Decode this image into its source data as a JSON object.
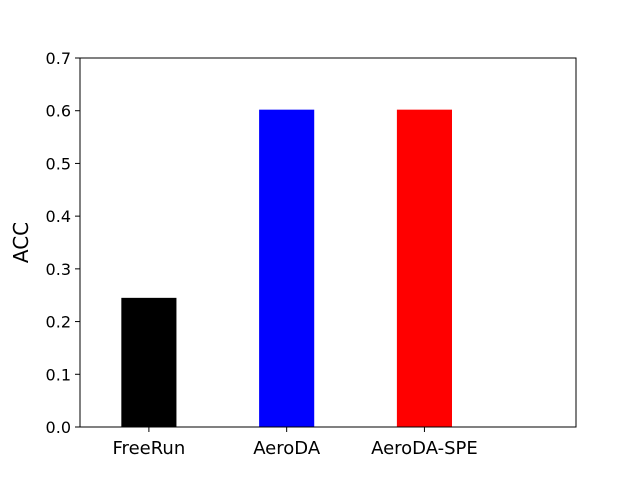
{
  "chart_data": {
    "type": "bar",
    "categories": [
      "FreeRun",
      "AeroDA",
      "AeroDA-SPE"
    ],
    "values": [
      0.245,
      0.602,
      0.602
    ],
    "colors": [
      "#000000",
      "#0000ff",
      "#ff0000"
    ],
    "title": "",
    "xlabel": "",
    "ylabel": "ACC",
    "ylim": [
      0,
      0.7
    ],
    "yticks": [
      "0.0",
      "0.1",
      "0.2",
      "0.3",
      "0.4",
      "0.5",
      "0.6",
      "0.7"
    ],
    "grid": false,
    "legend": "none"
  }
}
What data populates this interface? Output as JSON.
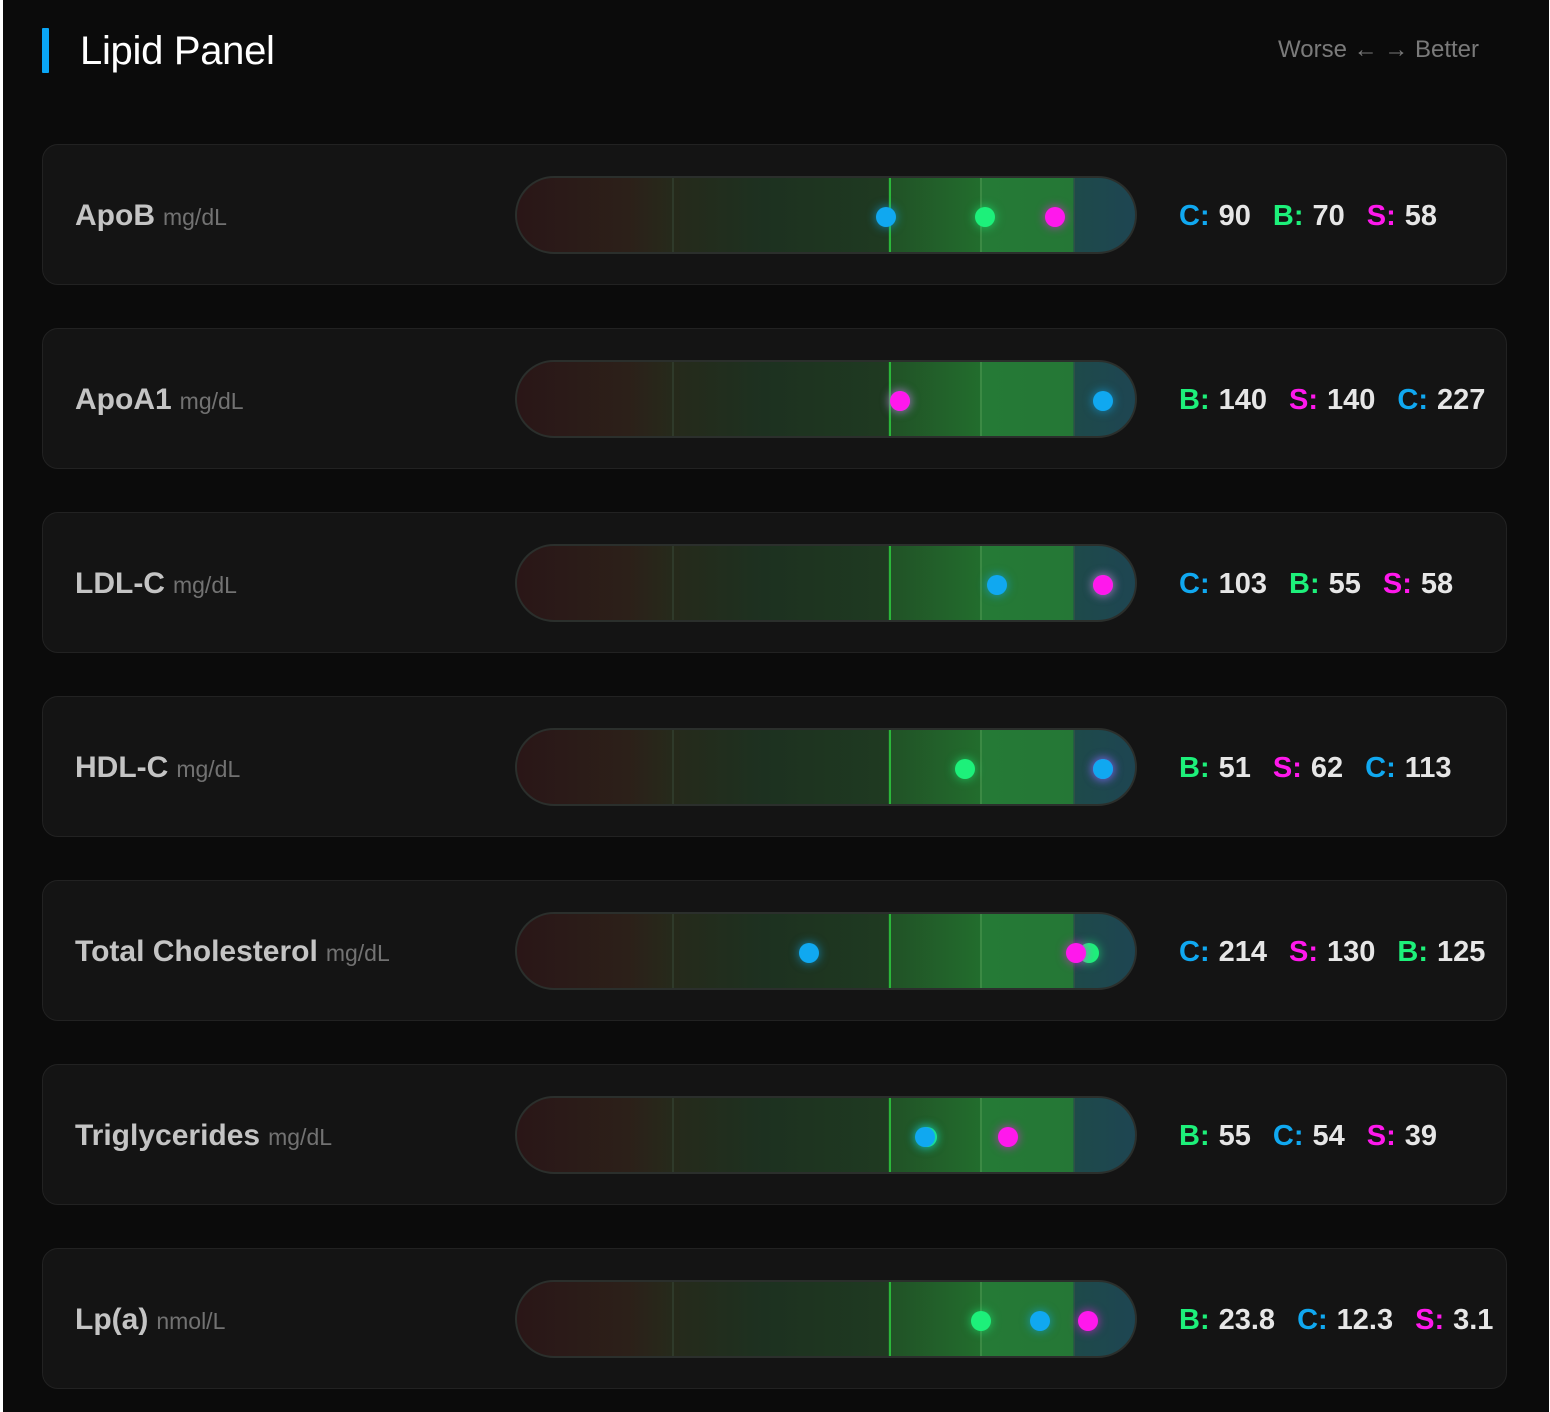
{
  "title": "Lipid Panel",
  "legend": "Worse ← → Better",
  "colors": {
    "c": "#10a8f0",
    "b": "#1df07a",
    "s": "#ff18ec",
    "accent": "#0aa6f5"
  },
  "rows": [
    {
      "name": "ApoB",
      "unit": "mg/dL",
      "values": [
        {
          "key": "C:",
          "val": "90",
          "series": "c"
        },
        {
          "key": "B:",
          "val": "70",
          "series": "b"
        },
        {
          "key": "S:",
          "val": "58",
          "series": "s"
        }
      ],
      "markers": [
        {
          "series": "c",
          "position": 0.597
        },
        {
          "series": "b",
          "position": 0.757
        },
        {
          "series": "s",
          "position": 0.87
        }
      ]
    },
    {
      "name": "ApoA1",
      "unit": "mg/dL",
      "values": [
        {
          "key": "B:",
          "val": "140",
          "series": "b"
        },
        {
          "key": "S:",
          "val": "140",
          "series": "s"
        },
        {
          "key": "C:",
          "val": "227",
          "series": "c"
        }
      ],
      "markers": [
        {
          "series": "b",
          "position": 0.619
        },
        {
          "series": "s",
          "position": 0.619
        },
        {
          "series": "c",
          "position": 0.949
        }
      ]
    },
    {
      "name": "LDL-C",
      "unit": "mg/dL",
      "values": [
        {
          "key": "C:",
          "val": "103",
          "series": "c"
        },
        {
          "key": "B:",
          "val": "55",
          "series": "b"
        },
        {
          "key": "S:",
          "val": "58",
          "series": "s"
        }
      ],
      "markers": [
        {
          "series": "c",
          "position": 0.776
        },
        {
          "series": "b",
          "position": 0.949
        },
        {
          "series": "s",
          "position": 0.949
        }
      ]
    },
    {
      "name": "HDL-C",
      "unit": "mg/dL",
      "values": [
        {
          "key": "B:",
          "val": "51",
          "series": "b"
        },
        {
          "key": "S:",
          "val": "62",
          "series": "s"
        },
        {
          "key": "C:",
          "val": "113",
          "series": "c"
        }
      ],
      "markers": [
        {
          "series": "b",
          "position": 0.725
        },
        {
          "series": "s",
          "position": 0.949
        },
        {
          "series": "c",
          "position": 0.949
        }
      ]
    },
    {
      "name": "Total Cholesterol",
      "unit": "mg/dL",
      "values": [
        {
          "key": "C:",
          "val": "214",
          "series": "c"
        },
        {
          "key": "S:",
          "val": "130",
          "series": "s"
        },
        {
          "key": "B:",
          "val": "125",
          "series": "b"
        }
      ],
      "markers": [
        {
          "series": "c",
          "position": 0.473
        },
        {
          "series": "b",
          "position": 0.926
        },
        {
          "series": "s",
          "position": 0.904
        }
      ]
    },
    {
      "name": "Triglycerides",
      "unit": "mg/dL",
      "values": [
        {
          "key": "B:",
          "val": "55",
          "series": "b"
        },
        {
          "key": "C:",
          "val": "54",
          "series": "c"
        },
        {
          "key": "S:",
          "val": "39",
          "series": "s"
        }
      ],
      "markers": [
        {
          "series": "b",
          "position": 0.663
        },
        {
          "series": "c",
          "position": 0.661
        },
        {
          "series": "s",
          "position": 0.795
        }
      ]
    },
    {
      "name": "Lp(a)",
      "unit": "nmol/L",
      "values": [
        {
          "key": "B:",
          "val": "23.8",
          "series": "b"
        },
        {
          "key": "C:",
          "val": "12.3",
          "series": "c"
        },
        {
          "key": "S:",
          "val": "3.1",
          "series": "s"
        }
      ],
      "markers": [
        {
          "series": "b",
          "position": 0.751
        },
        {
          "series": "c",
          "position": 0.846
        },
        {
          "series": "s",
          "position": 0.924
        }
      ]
    }
  ]
}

━━━━━━

• [WHAT THE EXERCISE ASKS]: Extract each line from the listing that holds the word "name".

• [WORKED SOLUTION]:
      "name": "ApoB",
      "name": "ApoA1",
      "name": "LDL-C",
      "name": "HDL-C",
      "name": "Total Cholesterol",
      "name": "Triglycerides",
      "name": "Lp(a)",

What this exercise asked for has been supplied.